## Work to complete
Find and copy lines holding "Mahirah".

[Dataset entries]

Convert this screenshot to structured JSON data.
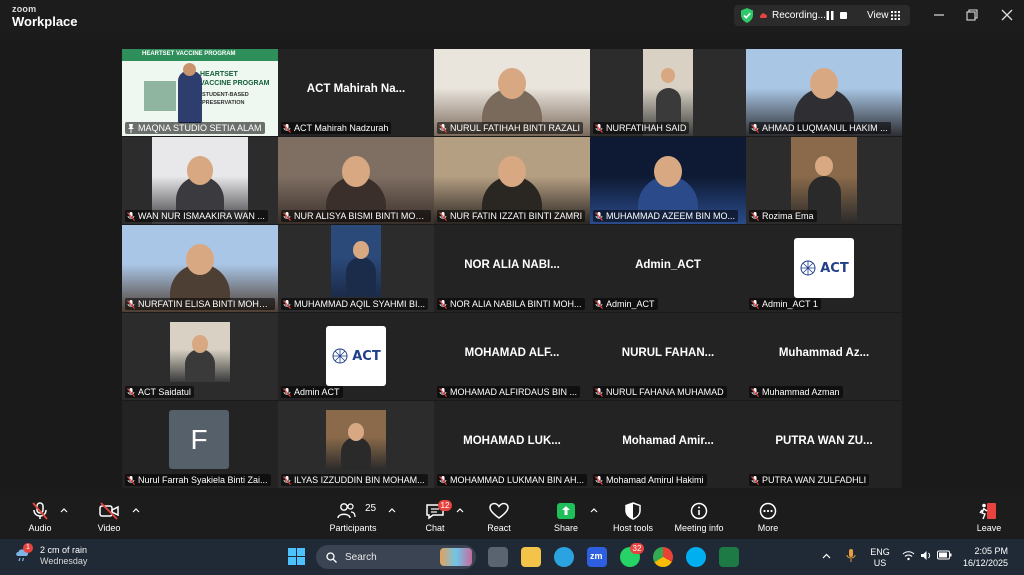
{
  "app": {
    "brand_top": "zoom",
    "brand_bottom": "Workplace"
  },
  "recording": {
    "label": "Recording...",
    "view_label": "View"
  },
  "gallery": {
    "participants": [
      {
        "name": "MAQNA STUDIO SETIA ALAM",
        "video": true,
        "active": true,
        "pinned": true
      },
      {
        "name": "ACT Mahirah Nadzurah",
        "video": false,
        "big_name": "ACT Mahirah Na..."
      },
      {
        "name": "NURUL FATIHAH BINTI RAZALI",
        "video": true
      },
      {
        "name": "NURFATIHAH SAID",
        "video": true
      },
      {
        "name": "AHMAD LUQMANUL HAKIM ...",
        "video": true
      },
      {
        "name": "WAN NUR ISMAAKIRA WAN ...",
        "video": true
      },
      {
        "name": "NUR ALISYA BISMI BINTI MOH...",
        "video": true
      },
      {
        "name": "NUR FATIN IZZATI BINTI ZAMRI",
        "video": true
      },
      {
        "name": "MUHAMMAD AZEEM BIN MO...",
        "video": true
      },
      {
        "name": "Rozima Ema",
        "video": true
      },
      {
        "name": "NURFATIN ELISA BINTI MOHA...",
        "video": true
      },
      {
        "name": "MUHAMMAD AQIL SYAHMI BI...",
        "video": true
      },
      {
        "name": "NOR ALIA NABILA BINTI MOH...",
        "video": false,
        "big_name": "NOR ALIA NABI..."
      },
      {
        "name": "Admin_ACT",
        "video": false,
        "big_name": "Admin_ACT"
      },
      {
        "name": "Admin_ACT 1",
        "video": false,
        "logo": "ACT"
      },
      {
        "name": "ACT Saidatul",
        "video": true
      },
      {
        "name": "Admin ACT",
        "video": false,
        "logo": "ACT"
      },
      {
        "name": "MOHAMAD ALFIRDAUS BIN ...",
        "video": false,
        "big_name": "MOHAMAD ALF..."
      },
      {
        "name": "NURUL FAHANA MUHAMAD",
        "video": false,
        "big_name": "NURUL FAHAN..."
      },
      {
        "name": "Muhammad Azman",
        "video": false,
        "big_name": "Muhammad Az..."
      },
      {
        "name": "Nurul Farrah Syakiela Binti Zai...",
        "video": false,
        "avatar": "F"
      },
      {
        "name": "ILYAS IZZUDDIN BIN MOHAM...",
        "video": true
      },
      {
        "name": "MOHAMMAD LUKMAN BIN AH...",
        "video": false,
        "big_name": "MOHAMAD LUK..."
      },
      {
        "name": "Mohamad Amirul Hakimi",
        "video": false,
        "big_name": "Mohamad Amir..."
      },
      {
        "name": "PUTRA WAN ZULFADHLI",
        "video": false,
        "big_name": "PUTRA WAN ZU..."
      }
    ],
    "slide_text": {
      "line1": "HEARTSET VACCINE PROGRAM",
      "line2": "HEARTSET",
      "line3": "VACCINE PROGRAM",
      "line4": "STUDENT-BASED",
      "line5": "PRESERVATION"
    }
  },
  "toolbar": {
    "audio": "Audio",
    "video": "Video",
    "participants": "Participants",
    "participants_count": "25",
    "chat": "Chat",
    "chat_badge": "12",
    "react": "React",
    "share": "Share",
    "host_tools": "Host tools",
    "meeting_info": "Meeting info",
    "more": "More",
    "leave": "Leave"
  },
  "taskbar": {
    "weather_line1": "2 cm of rain",
    "weather_line2": "Wednesday",
    "weather_badge": "1",
    "search_placeholder": "Search",
    "whatsapp_badge": "32",
    "lang_line1": "ENG",
    "lang_line2": "US",
    "time": "2:05 PM",
    "date": "16/12/2025"
  },
  "colors": {
    "active_speaker": "#2dc96a",
    "share_green": "#1fbf5a",
    "leave_red": "#e8433f",
    "badge_red": "#e8433f",
    "act_blue": "#1f3f8a"
  }
}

## Reply
        "name": "ACT Mahirah Nadzurah",
        "big_name": "ACT Mahirah Na..."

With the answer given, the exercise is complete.